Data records
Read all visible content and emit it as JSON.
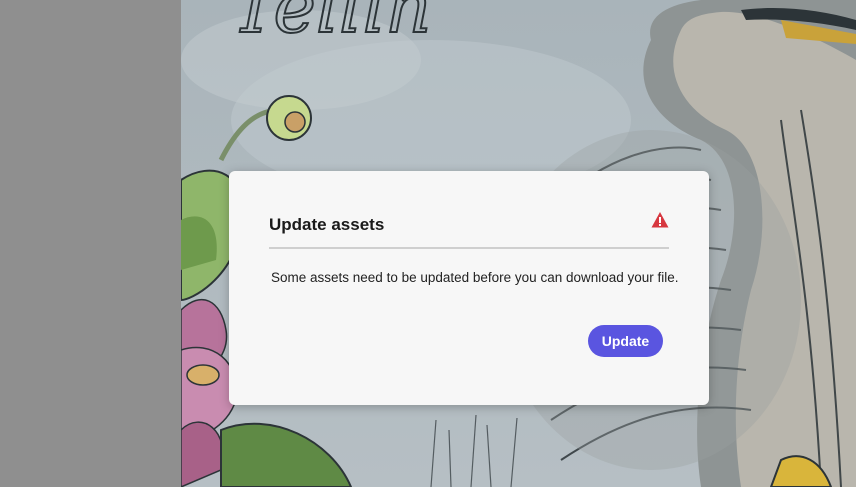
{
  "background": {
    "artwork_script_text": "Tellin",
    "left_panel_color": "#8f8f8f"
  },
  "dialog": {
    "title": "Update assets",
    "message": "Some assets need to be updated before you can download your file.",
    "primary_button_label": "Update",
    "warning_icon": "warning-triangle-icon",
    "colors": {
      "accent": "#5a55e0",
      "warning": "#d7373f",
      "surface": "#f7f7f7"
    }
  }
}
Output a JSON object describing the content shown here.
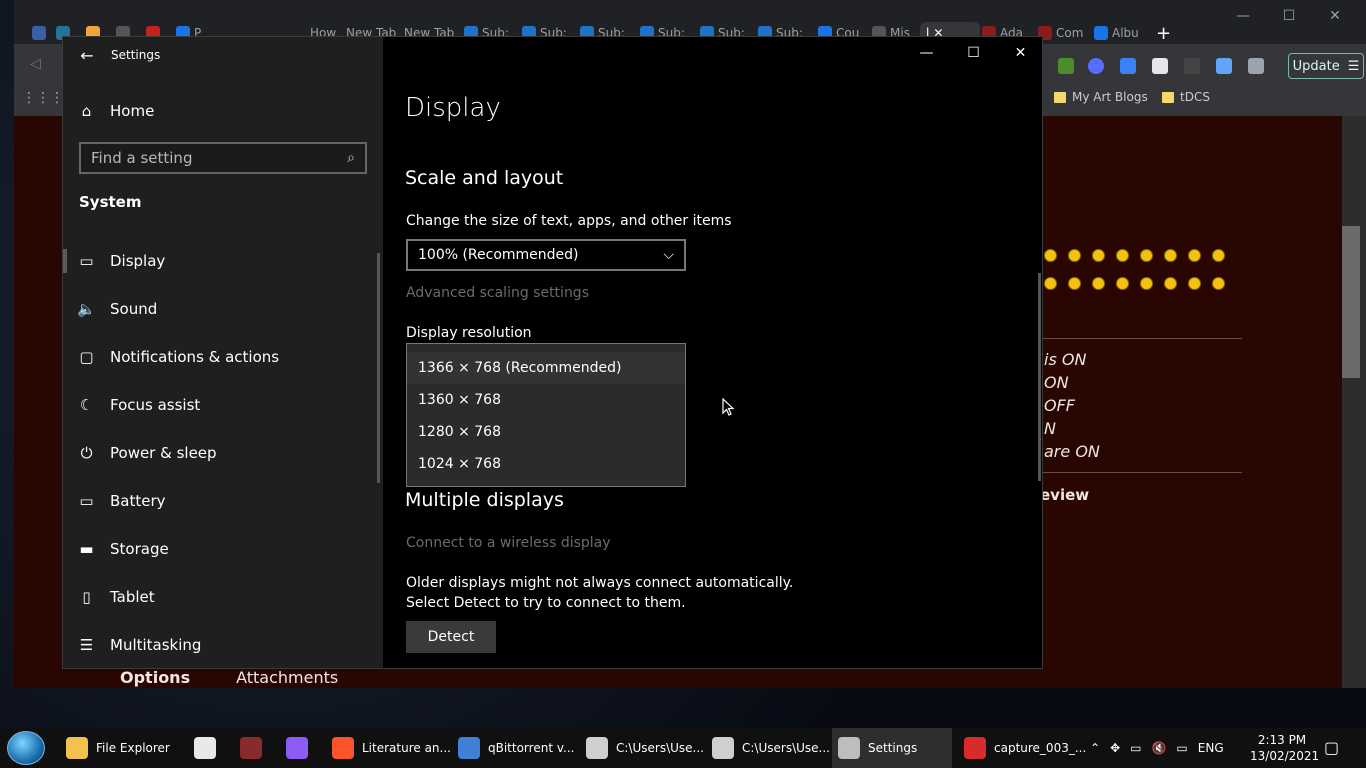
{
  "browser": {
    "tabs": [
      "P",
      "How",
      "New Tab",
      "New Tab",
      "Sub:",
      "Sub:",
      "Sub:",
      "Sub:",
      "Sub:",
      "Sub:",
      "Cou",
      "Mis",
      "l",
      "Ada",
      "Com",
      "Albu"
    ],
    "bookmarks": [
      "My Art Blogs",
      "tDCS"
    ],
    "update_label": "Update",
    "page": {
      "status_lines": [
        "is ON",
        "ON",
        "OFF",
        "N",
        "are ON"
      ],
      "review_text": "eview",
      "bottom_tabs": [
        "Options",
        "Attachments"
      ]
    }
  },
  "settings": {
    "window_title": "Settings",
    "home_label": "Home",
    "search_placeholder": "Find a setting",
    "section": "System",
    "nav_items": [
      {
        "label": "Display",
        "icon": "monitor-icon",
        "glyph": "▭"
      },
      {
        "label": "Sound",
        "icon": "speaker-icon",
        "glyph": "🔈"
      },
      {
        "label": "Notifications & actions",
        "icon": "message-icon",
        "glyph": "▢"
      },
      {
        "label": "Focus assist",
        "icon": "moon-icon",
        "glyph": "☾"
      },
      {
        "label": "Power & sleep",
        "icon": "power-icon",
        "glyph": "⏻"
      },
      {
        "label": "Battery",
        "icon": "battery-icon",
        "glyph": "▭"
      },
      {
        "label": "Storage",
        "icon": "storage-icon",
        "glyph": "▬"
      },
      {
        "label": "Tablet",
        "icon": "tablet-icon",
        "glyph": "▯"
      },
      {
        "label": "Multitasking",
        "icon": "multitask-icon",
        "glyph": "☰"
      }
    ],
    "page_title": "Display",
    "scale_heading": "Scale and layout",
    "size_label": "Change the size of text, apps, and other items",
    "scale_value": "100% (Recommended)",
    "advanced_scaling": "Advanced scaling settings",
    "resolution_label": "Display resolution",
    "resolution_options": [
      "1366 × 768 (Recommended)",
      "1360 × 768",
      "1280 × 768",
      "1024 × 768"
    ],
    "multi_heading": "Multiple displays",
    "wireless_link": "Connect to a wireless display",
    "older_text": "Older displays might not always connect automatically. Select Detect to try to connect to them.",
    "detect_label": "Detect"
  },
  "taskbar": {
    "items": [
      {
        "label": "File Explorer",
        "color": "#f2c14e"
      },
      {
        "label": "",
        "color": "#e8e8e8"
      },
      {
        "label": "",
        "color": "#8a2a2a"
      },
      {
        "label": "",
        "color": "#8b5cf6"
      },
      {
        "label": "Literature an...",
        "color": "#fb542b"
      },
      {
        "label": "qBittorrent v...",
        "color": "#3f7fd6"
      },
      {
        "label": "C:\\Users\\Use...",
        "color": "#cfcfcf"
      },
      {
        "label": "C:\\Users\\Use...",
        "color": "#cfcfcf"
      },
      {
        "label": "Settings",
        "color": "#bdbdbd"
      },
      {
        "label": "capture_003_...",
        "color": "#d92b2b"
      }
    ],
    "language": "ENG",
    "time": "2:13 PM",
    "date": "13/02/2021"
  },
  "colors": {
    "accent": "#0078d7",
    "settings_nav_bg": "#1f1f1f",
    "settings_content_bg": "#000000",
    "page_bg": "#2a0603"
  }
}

## Short task
Count every line of the records that holds "message". State the number, nothing else.

## Result for this task
2